(Task to carry out): In the entries that follow, count each line containing "name" and state the total, nothing more.

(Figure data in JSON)
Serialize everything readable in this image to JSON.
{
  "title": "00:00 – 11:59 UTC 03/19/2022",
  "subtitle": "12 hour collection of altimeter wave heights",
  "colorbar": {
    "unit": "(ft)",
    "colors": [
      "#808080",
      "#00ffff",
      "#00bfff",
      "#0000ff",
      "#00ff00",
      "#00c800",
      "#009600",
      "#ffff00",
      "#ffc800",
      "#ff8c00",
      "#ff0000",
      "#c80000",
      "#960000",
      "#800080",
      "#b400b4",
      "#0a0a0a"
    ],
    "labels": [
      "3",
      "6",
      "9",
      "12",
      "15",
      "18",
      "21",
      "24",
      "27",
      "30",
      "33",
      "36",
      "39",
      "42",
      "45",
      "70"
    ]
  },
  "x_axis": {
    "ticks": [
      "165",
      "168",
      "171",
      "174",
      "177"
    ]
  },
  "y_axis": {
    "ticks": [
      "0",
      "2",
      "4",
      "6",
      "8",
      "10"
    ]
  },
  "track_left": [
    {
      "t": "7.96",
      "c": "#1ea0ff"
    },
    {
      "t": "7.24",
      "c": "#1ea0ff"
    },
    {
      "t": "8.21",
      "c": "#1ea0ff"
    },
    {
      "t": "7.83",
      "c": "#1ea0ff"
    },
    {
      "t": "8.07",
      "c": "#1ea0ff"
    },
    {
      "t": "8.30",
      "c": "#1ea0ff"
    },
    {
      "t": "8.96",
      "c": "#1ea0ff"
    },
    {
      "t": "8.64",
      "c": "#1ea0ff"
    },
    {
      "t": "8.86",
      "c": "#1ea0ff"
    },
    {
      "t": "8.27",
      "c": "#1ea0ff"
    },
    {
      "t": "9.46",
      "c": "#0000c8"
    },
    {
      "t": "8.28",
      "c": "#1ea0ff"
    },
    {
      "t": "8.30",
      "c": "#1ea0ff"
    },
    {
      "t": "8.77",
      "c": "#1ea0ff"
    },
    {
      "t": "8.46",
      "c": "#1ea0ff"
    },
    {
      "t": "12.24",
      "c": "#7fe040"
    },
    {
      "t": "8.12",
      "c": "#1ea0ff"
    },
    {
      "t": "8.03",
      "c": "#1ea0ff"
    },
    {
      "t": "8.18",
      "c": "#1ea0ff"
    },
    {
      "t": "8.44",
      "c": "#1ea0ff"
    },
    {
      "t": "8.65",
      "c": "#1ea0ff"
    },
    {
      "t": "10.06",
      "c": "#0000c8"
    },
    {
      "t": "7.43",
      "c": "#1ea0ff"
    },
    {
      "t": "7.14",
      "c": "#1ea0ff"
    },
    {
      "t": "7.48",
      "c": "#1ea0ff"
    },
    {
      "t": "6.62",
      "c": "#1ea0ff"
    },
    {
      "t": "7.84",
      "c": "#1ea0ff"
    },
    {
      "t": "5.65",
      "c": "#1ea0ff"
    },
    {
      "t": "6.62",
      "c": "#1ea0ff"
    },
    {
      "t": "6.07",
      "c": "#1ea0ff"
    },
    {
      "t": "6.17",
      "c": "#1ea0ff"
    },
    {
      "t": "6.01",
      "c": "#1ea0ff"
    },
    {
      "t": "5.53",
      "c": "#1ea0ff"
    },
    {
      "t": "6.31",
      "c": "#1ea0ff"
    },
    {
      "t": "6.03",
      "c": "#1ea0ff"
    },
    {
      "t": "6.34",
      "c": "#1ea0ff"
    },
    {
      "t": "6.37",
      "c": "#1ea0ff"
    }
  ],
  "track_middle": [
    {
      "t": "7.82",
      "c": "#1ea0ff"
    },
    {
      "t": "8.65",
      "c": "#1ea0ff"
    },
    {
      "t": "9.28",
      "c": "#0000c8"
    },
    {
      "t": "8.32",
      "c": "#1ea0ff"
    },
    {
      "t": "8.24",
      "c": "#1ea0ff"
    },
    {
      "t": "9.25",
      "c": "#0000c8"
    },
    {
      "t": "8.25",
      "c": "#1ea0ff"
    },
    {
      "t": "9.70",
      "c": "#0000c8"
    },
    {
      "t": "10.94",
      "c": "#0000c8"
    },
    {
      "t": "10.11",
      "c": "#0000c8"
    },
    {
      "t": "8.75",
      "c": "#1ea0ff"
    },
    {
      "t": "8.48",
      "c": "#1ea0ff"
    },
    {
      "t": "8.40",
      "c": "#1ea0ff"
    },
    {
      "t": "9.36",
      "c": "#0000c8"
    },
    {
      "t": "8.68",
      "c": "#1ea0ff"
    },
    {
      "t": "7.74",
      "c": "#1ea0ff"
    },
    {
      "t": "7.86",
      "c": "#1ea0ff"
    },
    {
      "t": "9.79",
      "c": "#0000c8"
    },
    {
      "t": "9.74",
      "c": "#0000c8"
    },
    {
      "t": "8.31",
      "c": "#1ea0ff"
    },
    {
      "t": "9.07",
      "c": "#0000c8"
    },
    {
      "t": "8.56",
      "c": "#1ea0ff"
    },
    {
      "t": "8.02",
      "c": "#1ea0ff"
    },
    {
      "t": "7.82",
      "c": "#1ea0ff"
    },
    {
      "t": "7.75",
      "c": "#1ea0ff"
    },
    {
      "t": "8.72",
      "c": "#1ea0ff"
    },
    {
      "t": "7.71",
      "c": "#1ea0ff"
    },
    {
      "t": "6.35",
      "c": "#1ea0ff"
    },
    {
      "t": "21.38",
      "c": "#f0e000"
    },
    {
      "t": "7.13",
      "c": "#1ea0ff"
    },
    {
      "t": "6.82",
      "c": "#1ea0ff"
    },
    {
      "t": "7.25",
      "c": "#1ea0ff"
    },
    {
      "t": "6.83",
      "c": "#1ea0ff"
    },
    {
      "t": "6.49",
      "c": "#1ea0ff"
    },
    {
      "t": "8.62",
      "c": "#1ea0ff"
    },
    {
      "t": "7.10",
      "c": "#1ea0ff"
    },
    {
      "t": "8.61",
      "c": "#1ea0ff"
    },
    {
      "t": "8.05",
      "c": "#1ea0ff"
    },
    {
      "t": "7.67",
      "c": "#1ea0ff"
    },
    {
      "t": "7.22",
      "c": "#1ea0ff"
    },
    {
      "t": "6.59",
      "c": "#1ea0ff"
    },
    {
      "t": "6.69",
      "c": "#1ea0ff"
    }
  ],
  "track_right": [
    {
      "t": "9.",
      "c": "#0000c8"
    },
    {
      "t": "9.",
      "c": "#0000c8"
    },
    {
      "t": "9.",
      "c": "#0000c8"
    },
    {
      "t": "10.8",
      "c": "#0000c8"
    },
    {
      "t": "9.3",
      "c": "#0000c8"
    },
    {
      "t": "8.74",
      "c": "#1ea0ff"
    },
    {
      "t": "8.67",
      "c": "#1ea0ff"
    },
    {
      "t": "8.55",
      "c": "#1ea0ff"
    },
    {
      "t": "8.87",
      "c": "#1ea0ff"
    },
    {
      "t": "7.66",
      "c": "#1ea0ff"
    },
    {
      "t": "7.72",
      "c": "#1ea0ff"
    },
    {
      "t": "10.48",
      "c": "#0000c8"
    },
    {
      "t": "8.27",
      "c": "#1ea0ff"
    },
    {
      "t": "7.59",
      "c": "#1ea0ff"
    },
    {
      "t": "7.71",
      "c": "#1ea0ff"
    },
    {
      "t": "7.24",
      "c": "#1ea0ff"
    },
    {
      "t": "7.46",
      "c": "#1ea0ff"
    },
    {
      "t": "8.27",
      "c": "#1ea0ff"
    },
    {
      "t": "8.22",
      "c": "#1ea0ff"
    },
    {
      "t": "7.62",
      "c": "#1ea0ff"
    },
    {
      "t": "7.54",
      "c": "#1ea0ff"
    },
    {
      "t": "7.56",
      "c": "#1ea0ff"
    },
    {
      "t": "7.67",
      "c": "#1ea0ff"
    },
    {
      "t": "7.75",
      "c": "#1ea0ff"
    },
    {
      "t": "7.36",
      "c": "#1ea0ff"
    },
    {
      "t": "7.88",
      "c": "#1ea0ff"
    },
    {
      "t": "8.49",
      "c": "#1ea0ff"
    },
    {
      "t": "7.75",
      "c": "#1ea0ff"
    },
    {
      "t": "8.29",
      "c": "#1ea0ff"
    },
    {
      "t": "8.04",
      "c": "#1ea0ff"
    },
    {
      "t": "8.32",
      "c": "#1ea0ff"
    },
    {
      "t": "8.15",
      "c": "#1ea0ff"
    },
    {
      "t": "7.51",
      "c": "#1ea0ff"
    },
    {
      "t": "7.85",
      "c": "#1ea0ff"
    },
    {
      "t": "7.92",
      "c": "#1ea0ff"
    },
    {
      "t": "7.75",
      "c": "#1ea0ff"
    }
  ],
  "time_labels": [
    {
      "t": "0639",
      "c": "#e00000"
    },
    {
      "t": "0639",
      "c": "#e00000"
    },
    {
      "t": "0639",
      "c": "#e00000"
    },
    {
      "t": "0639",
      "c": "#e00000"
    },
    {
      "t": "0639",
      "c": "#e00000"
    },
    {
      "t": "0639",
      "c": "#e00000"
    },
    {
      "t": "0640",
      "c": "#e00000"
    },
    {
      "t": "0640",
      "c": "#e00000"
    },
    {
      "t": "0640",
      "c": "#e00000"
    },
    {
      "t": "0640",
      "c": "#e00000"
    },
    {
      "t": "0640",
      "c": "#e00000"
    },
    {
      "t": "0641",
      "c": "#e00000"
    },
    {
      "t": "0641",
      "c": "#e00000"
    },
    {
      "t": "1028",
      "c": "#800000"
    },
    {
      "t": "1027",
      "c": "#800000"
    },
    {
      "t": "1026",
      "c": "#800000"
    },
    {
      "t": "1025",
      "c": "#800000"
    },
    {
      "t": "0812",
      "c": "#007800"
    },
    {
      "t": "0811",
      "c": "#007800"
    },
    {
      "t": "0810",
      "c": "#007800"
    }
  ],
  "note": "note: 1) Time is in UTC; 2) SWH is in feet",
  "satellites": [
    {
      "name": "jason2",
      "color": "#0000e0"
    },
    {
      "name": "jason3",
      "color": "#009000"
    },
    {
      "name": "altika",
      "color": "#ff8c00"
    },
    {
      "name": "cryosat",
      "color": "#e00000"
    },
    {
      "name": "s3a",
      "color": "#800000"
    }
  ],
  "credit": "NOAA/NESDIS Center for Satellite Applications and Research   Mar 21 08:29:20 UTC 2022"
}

(Worked solution): 5